Short task: Show every line in the entries below where the word "Bastion" appears.

────────

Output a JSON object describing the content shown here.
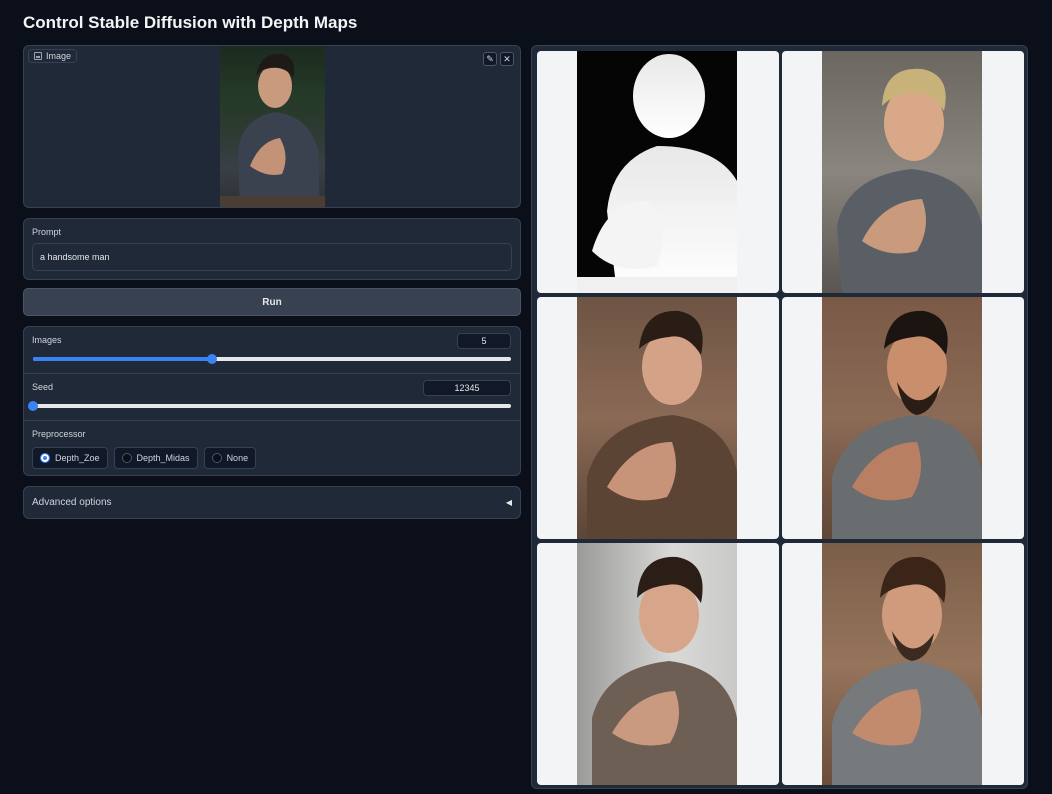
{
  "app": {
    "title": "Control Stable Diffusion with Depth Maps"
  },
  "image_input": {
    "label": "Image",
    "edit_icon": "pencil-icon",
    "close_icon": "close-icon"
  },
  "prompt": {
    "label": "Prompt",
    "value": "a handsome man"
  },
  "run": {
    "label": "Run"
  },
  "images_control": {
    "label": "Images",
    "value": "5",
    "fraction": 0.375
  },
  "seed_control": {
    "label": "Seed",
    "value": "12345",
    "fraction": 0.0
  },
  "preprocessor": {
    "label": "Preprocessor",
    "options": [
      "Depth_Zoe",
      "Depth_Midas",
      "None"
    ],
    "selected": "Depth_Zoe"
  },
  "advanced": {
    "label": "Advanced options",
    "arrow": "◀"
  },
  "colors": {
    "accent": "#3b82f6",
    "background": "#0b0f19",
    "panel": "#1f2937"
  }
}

────────

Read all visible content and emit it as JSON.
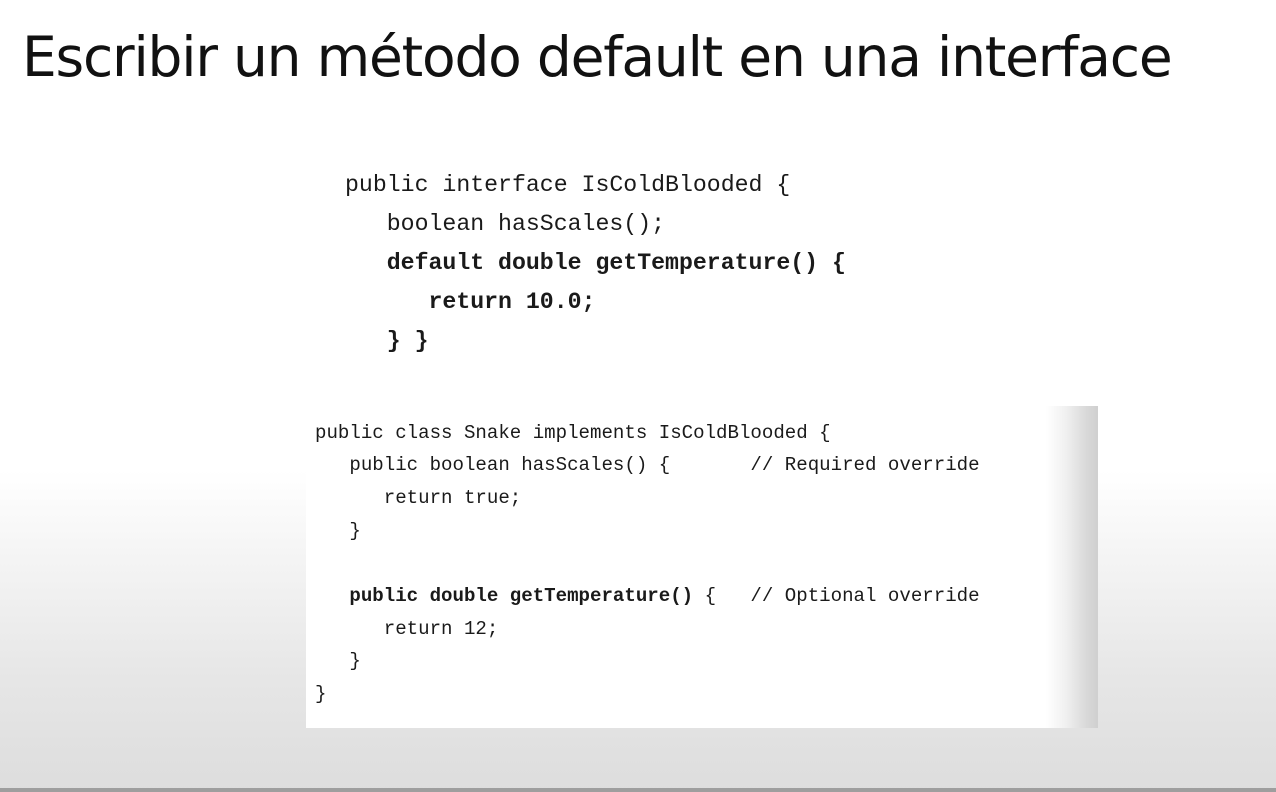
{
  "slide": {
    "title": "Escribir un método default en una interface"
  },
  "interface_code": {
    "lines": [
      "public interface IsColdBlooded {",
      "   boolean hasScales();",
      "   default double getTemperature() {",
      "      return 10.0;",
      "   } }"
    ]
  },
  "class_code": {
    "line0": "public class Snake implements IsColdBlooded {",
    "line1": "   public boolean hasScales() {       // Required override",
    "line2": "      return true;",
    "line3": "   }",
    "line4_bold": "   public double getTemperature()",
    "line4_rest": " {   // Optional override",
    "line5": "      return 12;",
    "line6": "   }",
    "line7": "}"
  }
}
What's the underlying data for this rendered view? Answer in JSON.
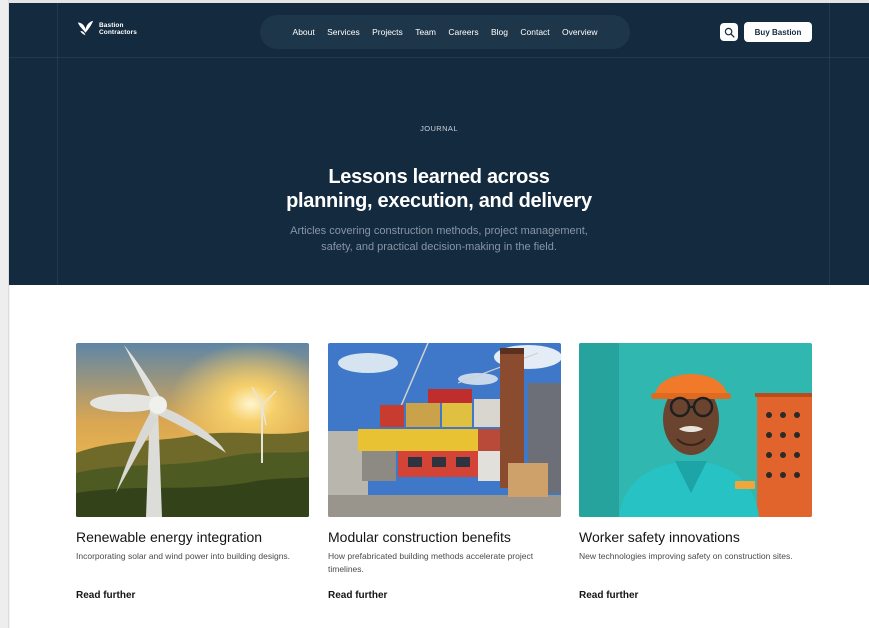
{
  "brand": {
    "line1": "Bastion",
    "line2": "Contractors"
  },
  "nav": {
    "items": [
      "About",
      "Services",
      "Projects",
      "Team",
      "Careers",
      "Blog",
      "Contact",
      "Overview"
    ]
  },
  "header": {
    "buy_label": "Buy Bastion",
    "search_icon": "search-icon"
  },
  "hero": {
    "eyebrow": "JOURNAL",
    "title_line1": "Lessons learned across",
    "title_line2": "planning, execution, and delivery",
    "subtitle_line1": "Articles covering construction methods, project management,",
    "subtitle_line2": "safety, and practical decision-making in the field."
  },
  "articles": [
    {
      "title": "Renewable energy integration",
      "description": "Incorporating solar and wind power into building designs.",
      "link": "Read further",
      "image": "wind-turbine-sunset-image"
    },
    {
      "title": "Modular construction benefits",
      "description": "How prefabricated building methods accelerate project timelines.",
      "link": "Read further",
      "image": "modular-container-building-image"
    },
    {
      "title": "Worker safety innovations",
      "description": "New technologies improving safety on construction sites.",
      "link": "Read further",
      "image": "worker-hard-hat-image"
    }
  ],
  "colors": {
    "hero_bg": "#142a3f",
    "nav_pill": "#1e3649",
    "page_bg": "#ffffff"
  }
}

────────

Written answer:
    "line1": "Bastion",
    "buy_label": "Buy Bastion",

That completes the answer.